▶ **TEXTE RETENU**
::::::::::

Deux titans qui se fracassent l’un contre l’autre, sans s’écouter mutuellement. Et j’en ressors avec le sentiment d’un État coupable. Bronson est brisé, ou fou, pour utiliser un langage normatif. L’État, non, et il dispose de ressources illimitées comparées à celles dont peut jouir Bronson, en matière d’inventivité et d’expérimentation. Il convient donc que l’État mette en place un système de décryptage du langage de Bronson, comme chercher à transformer chaque coup en signes, en lettres, chaque combat en mots et chaque cris en ponctuation d’une phrase qui, peu à peu, permettrait de comprendre Bronson et envisager de communiquer avec lui. Si la violence, le refus, l'obsession sont des éléments de langage, les phénomènes d'un système, d'une nature, ne faut-il pas les isoler, les analyser et, peu à peu, décrypter les messages qu'ils contiennent en vue de faire grandir ?
Espèce géniale, nous l’avons bien fait avec la nature, l'univers, les phénomènes géologiques et le faisons encore ; nous semblons incapables de le faire avec nos semblables qui ne le sont pas tout à fait. Ce qui nous est proche sans être identique paraît bien nous déconcerter bien plus que ce qui nous est franchement étranger. Pourquoi ? Certainement parce que la différence qui n'est pas assez lointaine pour exclure l'autre remet en cause les limites de notre identité. Lorsque l’on se penche un peu sur les phénomènes d’autisme, et notamment du syndrôme d'asperger qui sont capables de vivre en société, on découvre un terme qui m’a immensément séduit : les neurotypiques. Il n’y a pas les normaux d’un côté et les malades de l’autre mais tout un tas de règles générales, de catégories générales, de couleurs psychiques pour utiliser une image simple et la médiane de toutes trace la silhouette du neurotypisme — c’est-à-dire de ce que l’on convient d’appeler normalité. Mais à l’intérieur de cette grande catégorie, il y en a beaucoup d’autres plus petites, elles-mêmes subdivisées, etc.

::::::::::

▶ **ENTRÉES RÉPERTORIÉES**
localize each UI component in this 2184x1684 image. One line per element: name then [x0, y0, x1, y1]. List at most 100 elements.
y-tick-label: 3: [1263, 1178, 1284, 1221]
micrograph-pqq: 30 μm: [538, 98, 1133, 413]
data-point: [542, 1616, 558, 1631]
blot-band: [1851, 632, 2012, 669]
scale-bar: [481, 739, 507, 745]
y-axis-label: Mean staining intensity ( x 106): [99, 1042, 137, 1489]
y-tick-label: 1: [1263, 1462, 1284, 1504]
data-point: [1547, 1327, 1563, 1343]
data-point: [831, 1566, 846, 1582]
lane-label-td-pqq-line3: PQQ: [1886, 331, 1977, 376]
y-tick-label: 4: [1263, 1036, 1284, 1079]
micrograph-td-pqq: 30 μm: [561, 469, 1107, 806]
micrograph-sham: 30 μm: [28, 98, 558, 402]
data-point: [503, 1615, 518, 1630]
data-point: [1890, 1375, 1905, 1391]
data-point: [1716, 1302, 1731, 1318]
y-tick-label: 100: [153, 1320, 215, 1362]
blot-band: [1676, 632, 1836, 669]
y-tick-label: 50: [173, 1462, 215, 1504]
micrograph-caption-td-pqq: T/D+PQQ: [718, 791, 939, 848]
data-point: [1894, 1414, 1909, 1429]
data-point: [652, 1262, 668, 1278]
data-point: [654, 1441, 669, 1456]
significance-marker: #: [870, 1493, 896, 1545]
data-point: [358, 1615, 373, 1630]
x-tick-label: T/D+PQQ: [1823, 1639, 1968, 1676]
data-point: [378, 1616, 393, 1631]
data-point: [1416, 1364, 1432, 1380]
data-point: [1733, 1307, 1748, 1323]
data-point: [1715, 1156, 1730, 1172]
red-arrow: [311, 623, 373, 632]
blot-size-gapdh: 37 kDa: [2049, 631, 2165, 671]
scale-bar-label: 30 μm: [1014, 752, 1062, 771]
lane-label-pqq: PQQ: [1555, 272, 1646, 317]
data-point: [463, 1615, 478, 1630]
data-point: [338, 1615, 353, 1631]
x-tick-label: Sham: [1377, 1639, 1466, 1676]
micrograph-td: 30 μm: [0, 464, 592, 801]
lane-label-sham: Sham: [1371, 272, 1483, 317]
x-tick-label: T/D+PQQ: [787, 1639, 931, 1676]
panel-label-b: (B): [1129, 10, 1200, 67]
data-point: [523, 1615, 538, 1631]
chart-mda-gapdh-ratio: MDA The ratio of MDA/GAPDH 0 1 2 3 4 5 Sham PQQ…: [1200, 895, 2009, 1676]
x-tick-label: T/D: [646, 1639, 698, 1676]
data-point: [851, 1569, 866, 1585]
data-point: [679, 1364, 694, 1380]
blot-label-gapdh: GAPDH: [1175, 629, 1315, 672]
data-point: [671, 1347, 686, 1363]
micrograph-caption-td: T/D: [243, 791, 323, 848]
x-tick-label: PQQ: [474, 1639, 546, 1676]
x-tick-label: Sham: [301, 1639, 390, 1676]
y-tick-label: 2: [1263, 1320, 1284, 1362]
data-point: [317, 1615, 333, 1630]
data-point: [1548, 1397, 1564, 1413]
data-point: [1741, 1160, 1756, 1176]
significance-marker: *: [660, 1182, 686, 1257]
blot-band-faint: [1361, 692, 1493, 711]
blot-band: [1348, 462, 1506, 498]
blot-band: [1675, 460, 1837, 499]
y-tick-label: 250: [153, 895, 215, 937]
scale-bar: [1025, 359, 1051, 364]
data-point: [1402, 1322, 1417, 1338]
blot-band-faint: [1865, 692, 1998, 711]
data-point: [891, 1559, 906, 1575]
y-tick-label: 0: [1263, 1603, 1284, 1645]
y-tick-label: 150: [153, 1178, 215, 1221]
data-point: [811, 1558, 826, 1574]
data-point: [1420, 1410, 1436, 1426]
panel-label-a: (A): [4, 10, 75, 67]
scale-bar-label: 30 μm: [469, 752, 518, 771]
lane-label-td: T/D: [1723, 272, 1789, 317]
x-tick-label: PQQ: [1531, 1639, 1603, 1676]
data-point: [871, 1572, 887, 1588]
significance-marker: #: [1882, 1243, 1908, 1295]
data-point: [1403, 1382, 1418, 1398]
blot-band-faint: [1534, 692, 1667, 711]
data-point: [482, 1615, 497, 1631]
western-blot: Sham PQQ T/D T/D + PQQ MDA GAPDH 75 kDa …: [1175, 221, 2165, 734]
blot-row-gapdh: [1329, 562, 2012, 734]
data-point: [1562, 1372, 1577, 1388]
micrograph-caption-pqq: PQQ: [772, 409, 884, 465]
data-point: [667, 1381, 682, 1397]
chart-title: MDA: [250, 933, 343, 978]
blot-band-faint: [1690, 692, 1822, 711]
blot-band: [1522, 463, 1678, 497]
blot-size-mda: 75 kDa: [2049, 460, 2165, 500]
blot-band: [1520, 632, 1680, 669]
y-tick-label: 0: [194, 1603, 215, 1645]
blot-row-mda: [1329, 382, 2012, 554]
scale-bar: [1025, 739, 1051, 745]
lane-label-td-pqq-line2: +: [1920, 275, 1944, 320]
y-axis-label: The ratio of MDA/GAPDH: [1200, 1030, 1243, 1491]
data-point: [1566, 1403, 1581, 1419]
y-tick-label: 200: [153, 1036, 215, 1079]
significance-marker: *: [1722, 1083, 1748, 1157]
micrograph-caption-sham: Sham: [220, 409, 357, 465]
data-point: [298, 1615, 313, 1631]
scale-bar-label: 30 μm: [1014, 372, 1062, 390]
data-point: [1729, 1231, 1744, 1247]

::::::::::

▶ **CONSIGNES**
#1 Pour chacune des affirmations suivantes, dites si elle concorde avec le texte retenu, par oui ou non, avec à l'appui les mots décisifs du texte cités à l'identique.
(a) L'État dispose de ressources limitées par rapport à celles de Bronson.
(b) Ce qui nous est proche sans être identique nous déconcerte davantage que ce qui nous est franchement étranger.
(c) Il existe les normaux d'un côté et les malades de l'autre.
#2 D'après le texte retenu, quel terme, découvert en se penchant sur les phénomènes d'autisme, a immensément séduit ?

▶ **RÉSULTATS PAR CONSIGNE**
#1
(a) Non : « il dispose de ressources illimitées comparées à celles dont peut jouir Bronson »
(b) Oui : « Ce qui nous est proche sans être identique paraît bien nous déconcerter bien plus que ce qui nous est franchement étranger. »
(c) Non : « Il n’y a pas les normaux d’un côté et les malades de l’autre »

#2 Les neurotypiques.